** What to produce **
Identify the lines containing the word "description". Copy each one.

(Collected data entries)
.....

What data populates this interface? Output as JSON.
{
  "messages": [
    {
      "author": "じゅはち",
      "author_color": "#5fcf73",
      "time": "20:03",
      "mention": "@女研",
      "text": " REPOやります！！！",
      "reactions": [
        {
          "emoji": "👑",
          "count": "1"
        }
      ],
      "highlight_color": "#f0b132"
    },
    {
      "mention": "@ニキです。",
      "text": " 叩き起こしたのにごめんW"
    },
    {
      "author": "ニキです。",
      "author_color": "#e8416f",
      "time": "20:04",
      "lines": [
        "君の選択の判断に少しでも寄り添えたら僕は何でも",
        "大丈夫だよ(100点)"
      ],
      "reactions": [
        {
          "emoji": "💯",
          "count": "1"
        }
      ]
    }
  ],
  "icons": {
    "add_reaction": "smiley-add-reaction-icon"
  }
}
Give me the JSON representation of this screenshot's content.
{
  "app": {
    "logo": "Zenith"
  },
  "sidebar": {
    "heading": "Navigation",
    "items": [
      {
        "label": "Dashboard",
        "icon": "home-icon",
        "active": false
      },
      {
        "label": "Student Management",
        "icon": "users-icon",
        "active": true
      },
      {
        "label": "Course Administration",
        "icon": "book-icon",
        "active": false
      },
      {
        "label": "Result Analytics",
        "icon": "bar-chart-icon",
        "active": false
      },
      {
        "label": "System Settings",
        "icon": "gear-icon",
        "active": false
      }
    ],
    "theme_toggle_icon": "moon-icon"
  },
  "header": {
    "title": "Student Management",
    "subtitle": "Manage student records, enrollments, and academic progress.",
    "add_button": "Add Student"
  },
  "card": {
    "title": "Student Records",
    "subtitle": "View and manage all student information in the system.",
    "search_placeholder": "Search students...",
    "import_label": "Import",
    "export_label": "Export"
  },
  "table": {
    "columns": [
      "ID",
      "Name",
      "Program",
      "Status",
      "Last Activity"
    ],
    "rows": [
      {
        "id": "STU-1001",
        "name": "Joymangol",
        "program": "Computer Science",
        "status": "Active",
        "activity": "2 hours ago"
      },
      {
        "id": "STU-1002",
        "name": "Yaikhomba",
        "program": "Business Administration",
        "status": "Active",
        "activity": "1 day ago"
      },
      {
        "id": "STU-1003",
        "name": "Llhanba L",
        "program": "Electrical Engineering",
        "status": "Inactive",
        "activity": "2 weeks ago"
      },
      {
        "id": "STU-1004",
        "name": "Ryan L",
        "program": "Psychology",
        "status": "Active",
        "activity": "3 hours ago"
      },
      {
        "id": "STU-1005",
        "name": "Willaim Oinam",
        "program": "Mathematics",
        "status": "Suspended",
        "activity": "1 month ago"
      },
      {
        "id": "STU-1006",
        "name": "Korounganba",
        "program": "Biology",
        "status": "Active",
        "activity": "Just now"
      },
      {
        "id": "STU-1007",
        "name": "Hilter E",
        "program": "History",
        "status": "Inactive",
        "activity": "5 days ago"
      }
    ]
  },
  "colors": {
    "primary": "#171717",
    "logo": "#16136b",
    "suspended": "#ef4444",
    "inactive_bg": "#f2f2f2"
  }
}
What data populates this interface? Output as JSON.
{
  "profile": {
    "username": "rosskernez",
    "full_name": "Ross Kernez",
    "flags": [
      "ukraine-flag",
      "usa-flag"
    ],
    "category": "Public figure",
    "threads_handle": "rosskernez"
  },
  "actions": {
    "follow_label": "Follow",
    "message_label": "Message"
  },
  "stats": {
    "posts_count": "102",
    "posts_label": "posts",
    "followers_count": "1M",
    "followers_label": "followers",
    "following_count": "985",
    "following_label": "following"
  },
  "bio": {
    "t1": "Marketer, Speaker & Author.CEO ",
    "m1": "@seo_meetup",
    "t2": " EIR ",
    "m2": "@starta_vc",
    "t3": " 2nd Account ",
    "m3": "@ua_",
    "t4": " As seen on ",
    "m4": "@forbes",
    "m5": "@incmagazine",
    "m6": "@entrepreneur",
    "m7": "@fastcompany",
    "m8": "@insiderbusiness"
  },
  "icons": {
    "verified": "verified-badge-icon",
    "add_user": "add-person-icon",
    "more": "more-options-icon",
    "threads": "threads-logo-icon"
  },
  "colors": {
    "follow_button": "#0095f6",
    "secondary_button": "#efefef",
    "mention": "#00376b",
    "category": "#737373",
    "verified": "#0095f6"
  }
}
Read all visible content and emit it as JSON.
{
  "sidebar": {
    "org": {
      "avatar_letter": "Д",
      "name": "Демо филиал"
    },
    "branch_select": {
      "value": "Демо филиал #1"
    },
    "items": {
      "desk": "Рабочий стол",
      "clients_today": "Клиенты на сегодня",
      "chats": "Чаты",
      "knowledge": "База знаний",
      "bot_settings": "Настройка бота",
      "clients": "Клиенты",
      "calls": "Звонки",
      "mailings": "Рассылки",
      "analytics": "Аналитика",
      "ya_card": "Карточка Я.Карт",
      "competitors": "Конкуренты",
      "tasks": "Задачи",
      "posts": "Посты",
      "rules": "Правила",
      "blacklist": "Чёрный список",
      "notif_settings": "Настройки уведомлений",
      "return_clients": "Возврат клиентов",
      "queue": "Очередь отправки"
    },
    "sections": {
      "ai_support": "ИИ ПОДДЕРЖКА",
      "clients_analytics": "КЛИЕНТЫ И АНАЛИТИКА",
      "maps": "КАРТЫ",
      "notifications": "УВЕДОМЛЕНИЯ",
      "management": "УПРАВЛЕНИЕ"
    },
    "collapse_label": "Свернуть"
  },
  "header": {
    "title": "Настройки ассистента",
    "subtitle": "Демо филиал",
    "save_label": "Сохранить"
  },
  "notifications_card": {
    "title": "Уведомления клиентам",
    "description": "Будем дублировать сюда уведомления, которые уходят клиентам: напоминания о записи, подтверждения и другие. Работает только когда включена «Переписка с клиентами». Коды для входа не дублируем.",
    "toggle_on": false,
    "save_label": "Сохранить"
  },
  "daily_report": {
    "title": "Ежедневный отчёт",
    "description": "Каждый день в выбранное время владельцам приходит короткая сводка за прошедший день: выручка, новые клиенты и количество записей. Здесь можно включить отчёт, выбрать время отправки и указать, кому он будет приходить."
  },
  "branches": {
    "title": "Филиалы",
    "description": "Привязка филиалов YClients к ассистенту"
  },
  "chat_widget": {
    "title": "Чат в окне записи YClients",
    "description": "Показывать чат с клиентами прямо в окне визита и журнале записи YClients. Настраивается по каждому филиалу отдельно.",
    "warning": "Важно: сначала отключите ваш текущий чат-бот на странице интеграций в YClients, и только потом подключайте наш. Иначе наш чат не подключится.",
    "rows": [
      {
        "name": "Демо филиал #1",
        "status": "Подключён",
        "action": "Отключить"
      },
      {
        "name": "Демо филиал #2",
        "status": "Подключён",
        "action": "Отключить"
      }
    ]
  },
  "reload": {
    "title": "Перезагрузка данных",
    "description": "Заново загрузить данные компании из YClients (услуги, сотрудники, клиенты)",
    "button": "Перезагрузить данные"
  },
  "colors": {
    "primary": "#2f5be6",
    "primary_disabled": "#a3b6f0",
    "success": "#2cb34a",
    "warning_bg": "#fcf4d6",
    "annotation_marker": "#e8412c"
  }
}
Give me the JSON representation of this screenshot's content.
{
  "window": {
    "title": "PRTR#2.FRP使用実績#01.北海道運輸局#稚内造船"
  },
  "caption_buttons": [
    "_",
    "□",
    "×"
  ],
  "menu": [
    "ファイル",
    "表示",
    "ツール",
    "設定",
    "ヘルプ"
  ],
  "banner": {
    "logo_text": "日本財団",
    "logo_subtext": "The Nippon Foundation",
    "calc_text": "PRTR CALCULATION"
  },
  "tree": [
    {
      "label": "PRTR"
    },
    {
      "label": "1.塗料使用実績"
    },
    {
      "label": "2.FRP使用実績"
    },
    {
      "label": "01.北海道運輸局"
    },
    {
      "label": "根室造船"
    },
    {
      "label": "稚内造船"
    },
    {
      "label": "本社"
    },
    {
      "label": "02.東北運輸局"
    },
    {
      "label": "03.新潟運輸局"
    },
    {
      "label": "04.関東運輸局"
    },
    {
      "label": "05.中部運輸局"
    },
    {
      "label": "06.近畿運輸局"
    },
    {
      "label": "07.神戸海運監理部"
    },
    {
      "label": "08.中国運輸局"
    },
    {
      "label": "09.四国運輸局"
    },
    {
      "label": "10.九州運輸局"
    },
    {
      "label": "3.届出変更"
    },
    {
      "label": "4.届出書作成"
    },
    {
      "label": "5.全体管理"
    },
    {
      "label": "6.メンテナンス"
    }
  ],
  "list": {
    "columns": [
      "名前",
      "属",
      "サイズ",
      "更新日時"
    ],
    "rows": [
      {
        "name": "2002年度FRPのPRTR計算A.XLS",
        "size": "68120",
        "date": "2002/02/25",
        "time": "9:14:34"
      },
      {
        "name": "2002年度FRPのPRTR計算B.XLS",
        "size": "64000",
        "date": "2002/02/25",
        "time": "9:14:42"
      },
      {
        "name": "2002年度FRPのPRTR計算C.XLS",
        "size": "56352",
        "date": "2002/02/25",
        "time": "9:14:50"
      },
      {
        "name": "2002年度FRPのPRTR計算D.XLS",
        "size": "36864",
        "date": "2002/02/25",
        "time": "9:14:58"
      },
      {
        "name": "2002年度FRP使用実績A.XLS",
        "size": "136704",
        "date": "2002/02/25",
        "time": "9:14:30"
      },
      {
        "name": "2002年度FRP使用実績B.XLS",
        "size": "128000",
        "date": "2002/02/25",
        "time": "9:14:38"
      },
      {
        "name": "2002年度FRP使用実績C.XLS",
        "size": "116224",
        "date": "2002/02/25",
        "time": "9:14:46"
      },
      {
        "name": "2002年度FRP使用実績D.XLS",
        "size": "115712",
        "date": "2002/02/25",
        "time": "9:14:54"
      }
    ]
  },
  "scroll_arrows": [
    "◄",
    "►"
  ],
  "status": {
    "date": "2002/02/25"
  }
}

.....

** Solution to this problem **
    "description": "Будем дублировать сюда уведомления, которые уходят клиентам: напоминания о записи, подтверждения и другие. Работает только когда включена «Переписка с клиентами». Коды для входа не дублируем.",
    "description": "Каждый день в выбранное время владельцам приходит короткая сводка за прошедший день: выручка, новые клиенты и количество записей. Здесь можно включить отчёт, выбрать время отправки и указать, кому он будет приходить."
    "description": "Привязка филиалов YClients к ассистенту"
    "description": "Показывать чат с клиентами прямо в окне визита и журнале записи YClients. Настраивается по каждому филиалу отдельно.",
    "description": "Заново загрузить данные компании из YClients (услуги, сотрудники, клиенты)",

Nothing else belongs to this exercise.